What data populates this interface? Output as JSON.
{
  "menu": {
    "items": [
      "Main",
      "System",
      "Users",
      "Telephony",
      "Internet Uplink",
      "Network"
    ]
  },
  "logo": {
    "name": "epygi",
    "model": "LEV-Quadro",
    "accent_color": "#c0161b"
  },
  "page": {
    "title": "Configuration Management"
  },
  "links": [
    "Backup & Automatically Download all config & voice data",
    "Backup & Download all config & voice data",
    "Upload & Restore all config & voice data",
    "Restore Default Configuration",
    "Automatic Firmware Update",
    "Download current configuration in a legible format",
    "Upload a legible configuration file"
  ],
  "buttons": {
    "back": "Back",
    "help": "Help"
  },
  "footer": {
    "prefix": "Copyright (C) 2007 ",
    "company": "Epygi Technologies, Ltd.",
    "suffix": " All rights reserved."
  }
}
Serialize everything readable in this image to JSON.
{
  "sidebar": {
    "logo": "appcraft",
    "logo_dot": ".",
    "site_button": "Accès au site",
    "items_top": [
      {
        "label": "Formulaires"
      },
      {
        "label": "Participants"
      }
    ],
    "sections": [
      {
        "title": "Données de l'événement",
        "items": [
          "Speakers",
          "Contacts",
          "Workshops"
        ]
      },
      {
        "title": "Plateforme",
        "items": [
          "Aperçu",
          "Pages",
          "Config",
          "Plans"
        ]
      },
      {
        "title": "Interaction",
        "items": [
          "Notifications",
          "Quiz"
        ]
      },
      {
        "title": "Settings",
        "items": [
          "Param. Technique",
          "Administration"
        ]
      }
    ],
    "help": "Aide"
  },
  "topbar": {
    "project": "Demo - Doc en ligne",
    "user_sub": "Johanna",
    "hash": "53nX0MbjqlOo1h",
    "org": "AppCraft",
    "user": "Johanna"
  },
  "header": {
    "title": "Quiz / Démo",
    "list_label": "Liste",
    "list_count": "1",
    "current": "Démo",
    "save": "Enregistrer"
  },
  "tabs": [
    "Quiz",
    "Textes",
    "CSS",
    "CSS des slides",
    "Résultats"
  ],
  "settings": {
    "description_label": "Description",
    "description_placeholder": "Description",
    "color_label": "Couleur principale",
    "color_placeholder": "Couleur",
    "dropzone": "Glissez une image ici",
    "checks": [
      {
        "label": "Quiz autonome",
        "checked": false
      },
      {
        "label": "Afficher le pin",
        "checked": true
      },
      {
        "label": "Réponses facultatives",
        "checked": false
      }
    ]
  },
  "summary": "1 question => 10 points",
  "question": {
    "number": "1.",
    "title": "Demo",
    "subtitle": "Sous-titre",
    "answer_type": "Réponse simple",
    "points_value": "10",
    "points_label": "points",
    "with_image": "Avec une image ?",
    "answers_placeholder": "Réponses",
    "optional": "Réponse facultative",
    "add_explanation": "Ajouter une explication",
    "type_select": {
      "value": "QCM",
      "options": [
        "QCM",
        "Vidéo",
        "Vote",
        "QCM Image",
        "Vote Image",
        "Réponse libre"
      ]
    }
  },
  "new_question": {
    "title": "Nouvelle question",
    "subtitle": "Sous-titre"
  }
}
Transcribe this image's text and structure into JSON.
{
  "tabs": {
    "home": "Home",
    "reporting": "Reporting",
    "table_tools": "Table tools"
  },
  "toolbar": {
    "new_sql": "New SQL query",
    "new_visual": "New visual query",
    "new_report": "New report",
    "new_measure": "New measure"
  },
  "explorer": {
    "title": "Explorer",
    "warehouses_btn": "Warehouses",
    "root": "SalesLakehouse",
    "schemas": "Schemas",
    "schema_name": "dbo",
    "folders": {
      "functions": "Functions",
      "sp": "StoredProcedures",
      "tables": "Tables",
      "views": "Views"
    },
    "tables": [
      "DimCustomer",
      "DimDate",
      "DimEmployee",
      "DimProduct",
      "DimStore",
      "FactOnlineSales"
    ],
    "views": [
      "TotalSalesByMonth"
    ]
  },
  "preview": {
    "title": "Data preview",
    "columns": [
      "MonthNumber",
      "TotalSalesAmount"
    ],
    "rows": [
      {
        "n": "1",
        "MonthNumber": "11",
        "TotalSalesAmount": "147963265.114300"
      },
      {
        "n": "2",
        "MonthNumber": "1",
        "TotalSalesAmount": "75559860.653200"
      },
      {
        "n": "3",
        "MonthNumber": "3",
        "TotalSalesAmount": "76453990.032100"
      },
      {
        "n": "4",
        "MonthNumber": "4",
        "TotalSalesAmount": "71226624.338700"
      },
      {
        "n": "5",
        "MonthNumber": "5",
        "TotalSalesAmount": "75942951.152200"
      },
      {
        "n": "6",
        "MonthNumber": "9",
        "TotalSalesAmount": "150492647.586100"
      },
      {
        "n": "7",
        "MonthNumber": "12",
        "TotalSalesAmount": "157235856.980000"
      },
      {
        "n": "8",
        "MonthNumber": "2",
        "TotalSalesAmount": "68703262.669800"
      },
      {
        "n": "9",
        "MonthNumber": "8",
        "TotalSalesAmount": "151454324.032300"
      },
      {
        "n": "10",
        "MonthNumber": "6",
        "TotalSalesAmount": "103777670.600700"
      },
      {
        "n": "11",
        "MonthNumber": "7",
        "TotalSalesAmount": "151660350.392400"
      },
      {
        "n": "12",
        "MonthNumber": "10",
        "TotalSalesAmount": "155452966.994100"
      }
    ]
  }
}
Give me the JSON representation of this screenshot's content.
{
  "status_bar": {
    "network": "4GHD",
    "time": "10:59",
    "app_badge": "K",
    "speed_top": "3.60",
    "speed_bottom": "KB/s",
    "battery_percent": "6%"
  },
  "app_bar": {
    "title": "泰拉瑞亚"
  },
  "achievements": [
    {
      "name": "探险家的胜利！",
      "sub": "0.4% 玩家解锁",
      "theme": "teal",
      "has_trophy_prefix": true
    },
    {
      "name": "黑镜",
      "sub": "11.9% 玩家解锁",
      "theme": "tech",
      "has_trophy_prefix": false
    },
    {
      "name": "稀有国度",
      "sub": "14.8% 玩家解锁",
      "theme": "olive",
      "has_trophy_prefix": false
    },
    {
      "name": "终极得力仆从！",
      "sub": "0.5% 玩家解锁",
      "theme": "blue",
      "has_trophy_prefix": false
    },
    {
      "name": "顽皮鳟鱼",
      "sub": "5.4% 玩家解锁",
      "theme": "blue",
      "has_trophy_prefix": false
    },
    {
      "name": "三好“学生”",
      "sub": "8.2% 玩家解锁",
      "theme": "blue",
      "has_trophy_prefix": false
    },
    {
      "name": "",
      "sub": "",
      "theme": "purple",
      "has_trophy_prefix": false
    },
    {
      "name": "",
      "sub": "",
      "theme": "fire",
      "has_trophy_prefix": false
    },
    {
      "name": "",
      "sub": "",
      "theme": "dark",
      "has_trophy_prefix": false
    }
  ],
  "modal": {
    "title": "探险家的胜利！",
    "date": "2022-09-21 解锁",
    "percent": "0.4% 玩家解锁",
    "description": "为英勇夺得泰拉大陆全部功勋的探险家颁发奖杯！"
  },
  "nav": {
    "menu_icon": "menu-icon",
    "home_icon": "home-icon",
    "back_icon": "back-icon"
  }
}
■ ■ ■
WRITTEN TASK |
Print the listing above in full, exactly as it is.

WORKED ANSWER |
What data populates this interface? Output as JSON.
{
  "menu": {
    "items": [
      "Main",
      "System",
      "Users",
      "Telephony",
      "Internet Uplink",
      "Network"
    ]
  },
  "logo": {
    "name": "epygi",
    "model": "LEV-Quadro",
    "accent_color": "#c0161b"
  },
  "page": {
    "title": "Configuration Management"
  },
  "links": [
    "Backup & Automatically Download all config & voice data",
    "Backup & Download all config & voice data",
    "Upload & Restore all config & voice data",
    "Restore Default Configuration",
    "Automatic Firmware Update",
    "Download current configuration in a legible format",
    "Upload a legible configuration file"
  ],
  "buttons": {
    "back": "Back",
    "help": "Help"
  },
  "footer": {
    "prefix": "Copyright (C) 2007 ",
    "company": "Epygi Technologies, Ltd.",
    "suffix": " All rights reserved."
  }
}
Serialize everything readable in this image to JSON.
{
  "sidebar": {
    "logo": "appcraft",
    "logo_dot": ".",
    "site_button": "Accès au site",
    "items_top": [
      {
        "label": "Formulaires"
      },
      {
        "label": "Participants"
      }
    ],
    "sections": [
      {
        "title": "Données de l'événement",
        "items": [
          "Speakers",
          "Contacts",
          "Workshops"
        ]
      },
      {
        "title": "Plateforme",
        "items": [
          "Aperçu",
          "Pages",
          "Config",
          "Plans"
        ]
      },
      {
        "title": "Interaction",
        "items": [
          "Notifications",
          "Quiz"
        ]
      },
      {
        "title": "Settings",
        "items": [
          "Param. Technique",
          "Administration"
        ]
      }
    ],
    "help": "Aide"
  },
  "topbar": {
    "project": "Demo - Doc en ligne",
    "user_sub": "Johanna",
    "hash": "53nX0MbjqlOo1h",
    "org": "AppCraft",
    "user": "Johanna"
  },
  "header": {
    "title": "Quiz / Démo",
    "list_label": "Liste",
    "list_count": "1",
    "current": "Démo",
    "save": "Enregistrer"
  },
  "tabs": [
    "Quiz",
    "Textes",
    "CSS",
    "CSS des slides",
    "Résultats"
  ],
  "settings": {
    "description_label": "Description",
    "description_placeholder": "Description",
    "color_label": "Couleur principale",
    "color_placeholder": "Couleur",
    "dropzone": "Glissez une image ici",
    "checks": [
      {
        "label": "Quiz autonome",
        "checked": false
      },
      {
        "label": "Afficher le pin",
        "checked": true
      },
      {
        "label": "Réponses facultatives",
        "checked": false
      }
    ]
  },
  "summary": "1 question => 10 points",
  "question": {
    "number": "1.",
    "title": "Demo",
    "subtitle": "Sous-titre",
    "answer_type": "Réponse simple",
    "points_value": "10",
    "points_label": "points",
    "with_image": "Avec une image ?",
    "answers_placeholder": "Réponses",
    "optional": "Réponse facultative",
    "add_explanation": "Ajouter une explication",
    "type_select": {
      "value": "QCM",
      "options": [
        "QCM",
        "Vidéo",
        "Vote",
        "QCM Image",
        "Vote Image",
        "Réponse libre"
      ]
    }
  },
  "new_question": {
    "title": "Nouvelle question",
    "subtitle": "Sous-titre"
  }
}
Transcribe this image's text and structure into JSON.
{
  "tabs": {
    "home": "Home",
    "reporting": "Reporting",
    "table_tools": "Table tools"
  },
  "toolbar": {
    "new_sql": "New SQL query",
    "new_visual": "New visual query",
    "new_report": "New report",
    "new_measure": "New measure"
  },
  "explorer": {
    "title": "Explorer",
    "warehouses_btn": "Warehouses",
    "root": "SalesLakehouse",
    "schemas": "Schemas",
    "schema_name": "dbo",
    "folders": {
      "functions": "Functions",
      "sp": "StoredProcedures",
      "tables": "Tables",
      "views": "Views"
    },
    "tables": [
      "DimCustomer",
      "DimDate",
      "DimEmployee",
      "DimProduct",
      "DimStore",
      "FactOnlineSales"
    ],
    "views": [
      "TotalSalesByMonth"
    ]
  },
  "preview": {
    "title": "Data preview",
    "columns": [
      "MonthNumber",
      "TotalSalesAmount"
    ],
    "rows": [
      {
        "n": "1",
        "MonthNumber": "11",
        "TotalSalesAmount": "147963265.114300"
      },
      {
        "n": "2",
        "MonthNumber": "1",
        "TotalSalesAmount": "75559860.653200"
      },
      {
        "n": "3",
        "MonthNumber": "3",
        "TotalSalesAmount": "76453990.032100"
      },
      {
        "n": "4",
        "MonthNumber": "4",
        "TotalSalesAmount": "71226624.338700"
      },
      {
        "n": "5",
        "MonthNumber": "5",
        "TotalSalesAmount": "75942951.152200"
      },
      {
        "n": "6",
        "MonthNumber": "9",
        "TotalSalesAmount": "150492647.586100"
      },
      {
        "n": "7",
        "MonthNumber": "12",
        "TotalSalesAmount": "157235856.980000"
      },
      {
        "n": "8",
        "MonthNumber": "2",
        "TotalSalesAmount": "68703262.669800"
      },
      {
        "n": "9",
        "MonthNumber": "8",
        "TotalSalesAmount": "151454324.032300"
      },
      {
        "n": "10",
        "MonthNumber": "6",
        "TotalSalesAmount": "103777670.600700"
      },
      {
        "n": "11",
        "MonthNumber": "7",
        "TotalSalesAmount": "151660350.392400"
      },
      {
        "n": "12",
        "MonthNumber": "10",
        "TotalSalesAmount": "155452966.994100"
      }
    ]
  }
}
Give me the JSON representation of this screenshot's content.
{
  "status_bar": {
    "network": "4GHD",
    "time": "10:59",
    "app_badge": "K",
    "speed_top": "3.60",
    "speed_bottom": "KB/s",
    "battery_percent": "6%"
  },
  "app_bar": {
    "title": "泰拉瑞亚"
  },
  "achievements": [
    {
      "name": "探险家的胜利！",
      "sub": "0.4% 玩家解锁",
      "theme": "teal",
      "has_trophy_prefix": true
    },
    {
      "name": "黑镜",
      "sub": "11.9% 玩家解锁",
      "theme": "tech",
      "has_trophy_prefix": false
    },
    {
      "name": "稀有国度",
      "sub": "14.8% 玩家解锁",
      "theme": "olive",
      "has_trophy_prefix": false
    },
    {
      "name": "终极得力仆从！",
      "sub": "0.5% 玩家解锁",
      "theme": "blue",
      "has_trophy_prefix": false
    },
    {
      "name": "顽皮鳟鱼",
      "sub": "5.4% 玩家解锁",
      "theme": "blue",
      "has_trophy_prefix": false
    },
    {
      "name": "三好“学生”",
      "sub": "8.2% 玩家解锁",
      "theme": "blue",
      "has_trophy_prefix": false
    },
    {
      "name": "",
      "sub": "",
      "theme": "purple",
      "has_trophy_prefix": false
    },
    {
      "name": "",
      "sub": "",
      "theme": "fire",
      "has_trophy_prefix": false
    },
    {
      "name": "",
      "sub": "",
      "theme": "dark",
      "has_trophy_prefix": false
    }
  ],
  "modal": {
    "title": "探险家的胜利！",
    "date": "2022-09-21 解锁",
    "percent": "0.4% 玩家解锁",
    "description": "为英勇夺得泰拉大陆全部功勋的探险家颁发奖杯！"
  },
  "nav": {
    "menu_icon": "menu-icon",
    "home_icon": "home-icon",
    "back_icon": "back-icon"
  }
}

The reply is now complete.